A secondary cause of osteoporosis (Table 1) was present in 37 women (61%). The most common secondary causes were a history of amenorrhea of >6 months duration, anorexia nervosa, steroid exposure, and celiac disease (based on serologic studies). Other secondary causes (drugs associated with bone loss, thyrotoxicosis, hyperparathyroidism, and rheumatologic diseases) accounted for the remaining patients. After exclusion of secondary causes, 24 women were considered to have idiopathic osteoporosis or idiopathic low BMD (IOP). Women with IOP accounted for 39% (24 of 61) of the whole group and 48% (14 of 29) of those with a history of fracture.
Table 1.
Secondary Causes of Osteoporosis Found
| Secondary cause | Number affected | % of total (n = 61)a |
|---|---|---|
| Idiopathic—no cause found | 24 | 39 |
| History of amenorrhea > 6 months | 21 | 34 |
| Anorexia nervosa | 10 | |
| Depot medroxyprogesterone acetate | 2 | |
| Medications to suppress pituitary function | 1 | |
| Glucocorticoid exposure | 8 | 13 |
| Rheumatologic disease | 3 | |
| Organ transplant (liver, lung, kidney) | 3 | |
| Celiac disease (based on serologic study) | 6 | 10 |
| Medications to suppress pituitary function (<6 months) | 1 | 2 |
| Hyperparathyroidism | 3 | 5 |
| Seizure medication use | 2 | 3 |
| Hyperthyroidism | 1 | 2 |
| Hereditary exostosis | 1 | 2 |
Percent of total is >100%. Many women had more than one secondary cause (e.g., some women with celiac disease or glucocorticoid exposure also had amenorrhea).
Twenty-nine women (48%) had a history of fracture, 58% (14 of 24) among those with IOP and 41% (15 of 37) among those with a secondary cause. Five women had sustained vertebral fractures, 4 had sustained hip fractures, and 3 had pelvic fractures (Table 2). Of those with a history of fractures, 52% (15 of 29) had sustained multiple fractures, and 28% (8 of 29) had BMD T scores >−2.5 and BMD Z scores >−2.0 at all sites.
Table 2.
Fractures Sustained
| Fracture type | Number of women | % of total with fractures (n = 29)a |
|---|---|---|
| Vertebral | 5 | 17 |
| Rib | 2 | 7 |
| Hip | 4 | 14 |
| Pelvic | 3 | 10 |
| Forearm | 8 | 28 |
| Elbow | 2 | 7 |
| Tibia, ankle, foot | 13 | 45 |
Note that 52% of women had sustained multiple fractures.
We divided the 61 women into four mutually exclusive groups (positive fracture history with and without a known secondary cause and negative fracture history with and without a known secondary cause). Their clinical characteristics are shown in Table 3. Based on models examining overall differences between the groups, differences were significant for age, menarchal age, parity, and BMD Z scores at the spine and hip. Menarchal age was highest in those with a known secondary cause of osteoporosis and a history of fractures. Those with low BMD, no known secondary cause, and no fracture history had the highest mean age and parity. ANOVA models showed significant between-groups differences in lumbar spine, total hip, and femoral neck BMD Z scores. Between-groups comparisons (Student's t tests) showed that those with a known secondary cause had a significantly lower mean spine BMD Z score than those with IOP (−2.39 ± 0.84 vs. −1.58 ± 0.96, p = 0.001).

Directions → Write the next part of the osteoporosis study passage above, starting after its final sentence.

Collected data entries →
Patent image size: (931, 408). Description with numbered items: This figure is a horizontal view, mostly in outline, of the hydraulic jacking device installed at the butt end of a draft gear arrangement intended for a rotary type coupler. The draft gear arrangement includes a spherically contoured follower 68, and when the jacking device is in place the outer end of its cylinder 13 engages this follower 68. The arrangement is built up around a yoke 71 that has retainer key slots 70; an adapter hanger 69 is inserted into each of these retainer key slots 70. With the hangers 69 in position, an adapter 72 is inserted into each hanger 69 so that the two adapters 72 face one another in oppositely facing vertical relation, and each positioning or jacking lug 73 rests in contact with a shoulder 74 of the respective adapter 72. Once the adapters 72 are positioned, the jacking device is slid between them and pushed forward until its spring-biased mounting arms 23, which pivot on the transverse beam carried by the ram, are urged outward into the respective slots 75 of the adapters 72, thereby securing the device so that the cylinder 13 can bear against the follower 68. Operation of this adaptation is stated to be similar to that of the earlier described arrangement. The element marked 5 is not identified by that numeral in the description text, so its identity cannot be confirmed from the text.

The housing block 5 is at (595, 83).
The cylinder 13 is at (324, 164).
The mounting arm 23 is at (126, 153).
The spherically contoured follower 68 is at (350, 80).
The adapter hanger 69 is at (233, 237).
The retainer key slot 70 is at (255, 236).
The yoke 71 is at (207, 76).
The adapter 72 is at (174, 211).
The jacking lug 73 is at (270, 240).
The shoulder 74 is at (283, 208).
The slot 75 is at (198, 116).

Result below →
Although mean heights and weights were lowest in those with low BMD and no history of fracture, heights and weights were quite variable, and the overall difference between the groups was not statistically significant. Among those with fractures and those with low BMD and no fractures, 6 women in each group had a body mass index (BMI) <18.5 kg/m2.
Serum 25D levels were available in 56 patients. The groups did not differ with respect to serum 25D levels, which were >30 ng/mL on average and >15 ng/mL in all patients. Nine women in the fracture group (35%) and 17 women in the low BMD group (57%) had 25D levels between 15 and 29 ng/mL, in the insufficient range. The groups were also similar with respect to a family history of osteoporosis, glucocorticoid exposure, and use of calcium and vitamin D supplements at the time of their evaluation.
Some patients in all groups had a history of current or prior bisphosphonate treatment. Bisphosphonates had been used by 50% (12 of 24) of those with IOP and 38% (14 of 37) of those with secondary causes. Secondary causes diagnosed in those treated with bisphosphonates included anorexia nervosa (4 patients), celiac disease (2 patients), and glucocorticoid use (4 patients). Bisphosphonates had been used by 47% (15 of 32) of those with low BMD and no history of fracture and by 38% (11 of 29) of those who had sustained fractures.
Discussion
This retrospective record review identified 61 premenopausal women with osteoporosis or low BMD who were evaluated at a tertiary referral center over a 1-year period. Case definition for this study was based on either a history of low-trauma fractures or very low BMD measurements. The majority (61%) had a secondary cause of osteoporosis, the most common being premenopausal amenorrhea, anorexia nervosa, glucocorticoid exposure, and celiac disease. As no secondary cause could be identified in 39% of the group as a whole and 48% of those with a history of fractures, our results suggest that IOP is common in premenopausal women referred to a tertiary care center for evaluation of osteoporosis. The high number of premenopausal women reporting a fracture history and the high prevalence of current or past bisphosphonate use are both noteworthy observations in this population.
These findings confirm and extend our previous analysis of 111 women <55 years of age evaluated for osteoporosis or low bone mass at our center between 1990 and 1997.3 Of the 45 premenopausal women in that analysis, 24 (53%) had a secondary cause of bone loss, whereas in 21 (47%), no contributing etiology could be identified, slightly higher than in this study in which the proportion with IOP was 38%. The majority of patients in both studies reported a family history of fracture. In contrast to the results of this study, in which premenopausal estrogen deficiency was by far the most common secondary etiology, glucocorticoid therapy was the most frequent cause of osteoporosis in our first study. Our findings are also consistent with a report by Peris et al.9 of 52 premenopausal women referred to a Spanish tertiary care rheumatology center for evaluation of osteoporosis; 44% of their patients had an identifiable secondary cause, the most common being Cushing's syndrome and pregnancy-associated osteoporosis (not considered a secondary cause in our study), and 56% were considered to have IOP.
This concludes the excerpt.